Data extracted from a collection:
━━━━━━━━

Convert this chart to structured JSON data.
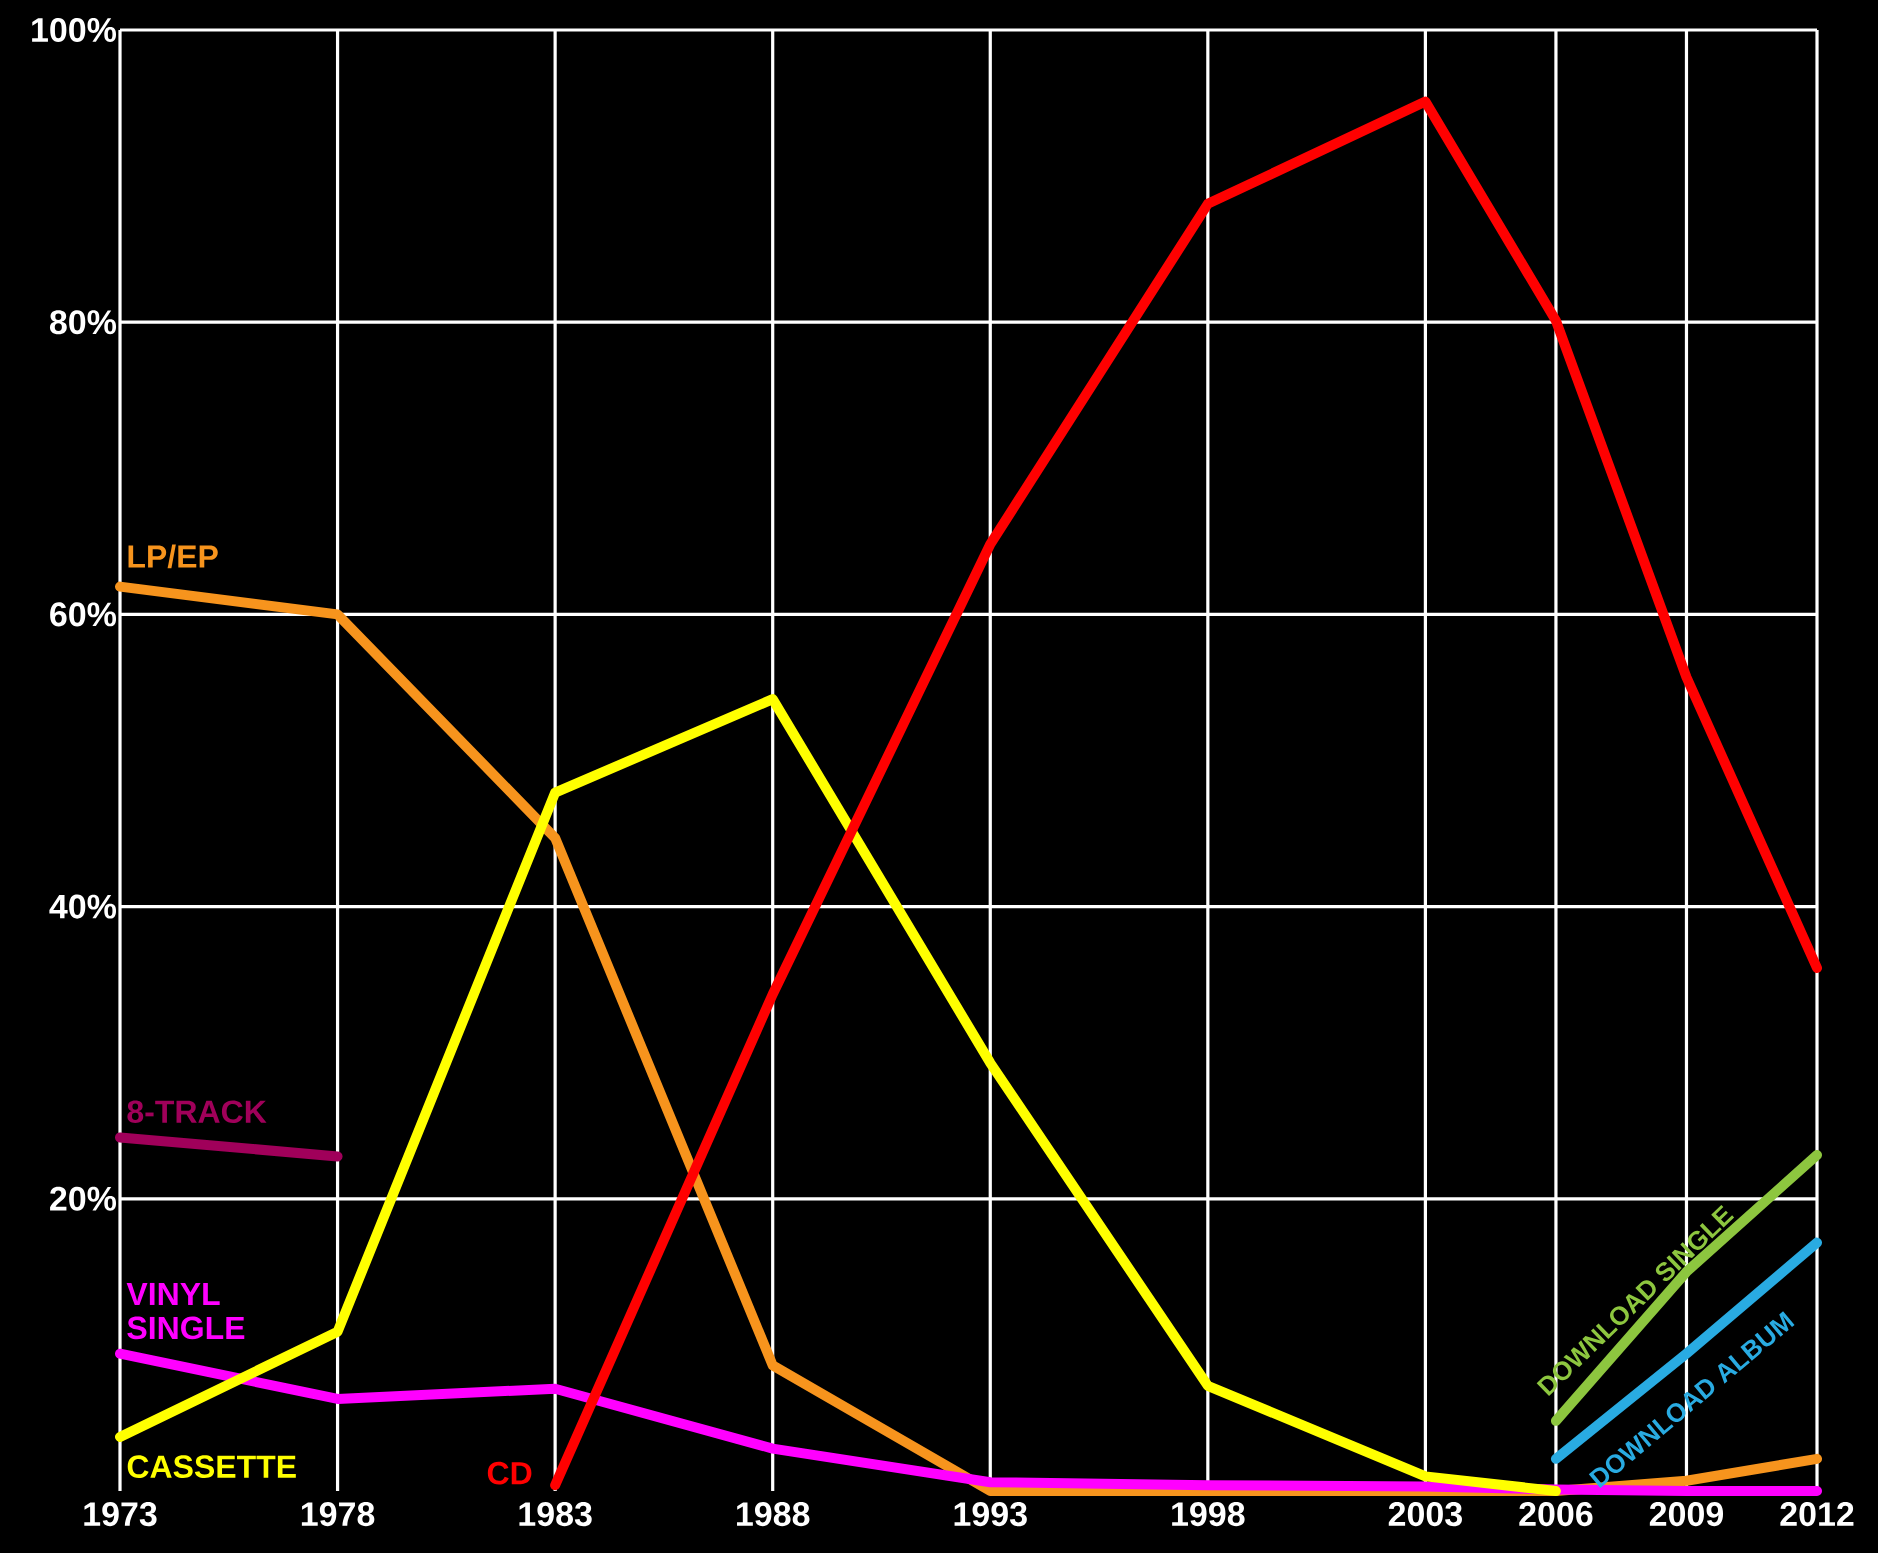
{
  "chart_data": {
    "type": "line",
    "x": [
      1973,
      1978,
      1983,
      1988,
      1993,
      1998,
      2003,
      2006,
      2009,
      2012
    ],
    "series": [
      {
        "name": "LP/EP",
        "color": "#f7941d",
        "values": [
          61.9,
          60.0,
          44.7,
          8.6,
          0,
          0,
          0,
          0,
          0.7,
          2.2
        ]
      },
      {
        "name": "8-TRACK",
        "color": "#a0005a",
        "values": [
          24.2,
          22.9,
          null,
          null,
          null,
          null,
          null,
          null,
          null,
          null
        ]
      },
      {
        "name": "VINYL SINGLE",
        "color": "#ff00ff",
        "values": [
          9.4,
          6.3,
          7.0,
          2.9,
          0.6,
          0.4,
          0.3,
          0.1,
          0,
          0
        ]
      },
      {
        "name": "CASSETTE",
        "color": "#ffff00",
        "values": [
          3.7,
          10.9,
          47.8,
          54.2,
          29.3,
          7.2,
          1.0,
          0,
          null,
          null
        ]
      },
      {
        "name": "CD",
        "color": "#ff0000",
        "values": [
          null,
          null,
          0.4,
          34.0,
          64.8,
          88.1,
          95.1,
          80.1,
          55.7,
          35.8
        ]
      },
      {
        "name": "DOWNLOAD SINGLE",
        "color": "#8dc63f",
        "values": [
          null,
          null,
          null,
          null,
          null,
          null,
          null,
          4.8,
          15.0,
          23.0
        ]
      },
      {
        "name": "DOWNLOAD ALBUM",
        "color": "#29abe2",
        "values": [
          null,
          null,
          null,
          null,
          null,
          null,
          null,
          2.2,
          9.4,
          17.0
        ]
      }
    ],
    "xlim": [
      1973,
      2012
    ],
    "ylim": [
      0,
      100
    ],
    "xticks": [
      1973,
      1978,
      1983,
      1988,
      1993,
      1998,
      2003,
      2006,
      2009,
      2012
    ],
    "yticks": [
      {
        "value": 20,
        "label": "20%"
      },
      {
        "value": 40,
        "label": "40%"
      },
      {
        "value": 60,
        "label": "60%"
      },
      {
        "value": 80,
        "label": "80%"
      },
      {
        "value": 100,
        "label": "100%"
      }
    ],
    "grid": true,
    "legend": false,
    "line_style": "solid"
  }
}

━━━━━━━━

DIRECTION
Output the data above without changes, apart from leaving out the pictures.

SOLUTION TO THIS EXERCISE
Convert this chart to structured JSON data.
{
  "chart_data": {
    "type": "line",
    "x": [
      1973,
      1978,
      1983,
      1988,
      1993,
      1998,
      2003,
      2006,
      2009,
      2012
    ],
    "series": [
      {
        "name": "LP/EP",
        "color": "#f7941d",
        "values": [
          61.9,
          60.0,
          44.7,
          8.6,
          0,
          0,
          0,
          0,
          0.7,
          2.2
        ]
      },
      {
        "name": "8-TRACK",
        "color": "#a0005a",
        "values": [
          24.2,
          22.9,
          null,
          null,
          null,
          null,
          null,
          null,
          null,
          null
        ]
      },
      {
        "name": "VINYL SINGLE",
        "color": "#ff00ff",
        "values": [
          9.4,
          6.3,
          7.0,
          2.9,
          0.6,
          0.4,
          0.3,
          0.1,
          0,
          0
        ]
      },
      {
        "name": "CASSETTE",
        "color": "#ffff00",
        "values": [
          3.7,
          10.9,
          47.8,
          54.2,
          29.3,
          7.2,
          1.0,
          0,
          null,
          null
        ]
      },
      {
        "name": "CD",
        "color": "#ff0000",
        "values": [
          null,
          null,
          0.4,
          34.0,
          64.8,
          88.1,
          95.1,
          80.1,
          55.7,
          35.8
        ]
      },
      {
        "name": "DOWNLOAD SINGLE",
        "color": "#8dc63f",
        "values": [
          null,
          null,
          null,
          null,
          null,
          null,
          null,
          4.8,
          15.0,
          23.0
        ]
      },
      {
        "name": "DOWNLOAD ALBUM",
        "color": "#29abe2",
        "values": [
          null,
          null,
          null,
          null,
          null,
          null,
          null,
          2.2,
          9.4,
          17.0
        ]
      }
    ],
    "xlim": [
      1973,
      2012
    ],
    "ylim": [
      0,
      100
    ],
    "xticks": [
      1973,
      1978,
      1983,
      1988,
      1993,
      1998,
      2003,
      2006,
      2009,
      2012
    ],
    "yticks": [
      {
        "value": 20,
        "label": "20%"
      },
      {
        "value": 40,
        "label": "40%"
      },
      {
        "value": 60,
        "label": "60%"
      },
      {
        "value": 80,
        "label": "80%"
      },
      {
        "value": 100,
        "label": "100%"
      }
    ],
    "grid": true,
    "legend": false,
    "line_style": "solid"
  }
}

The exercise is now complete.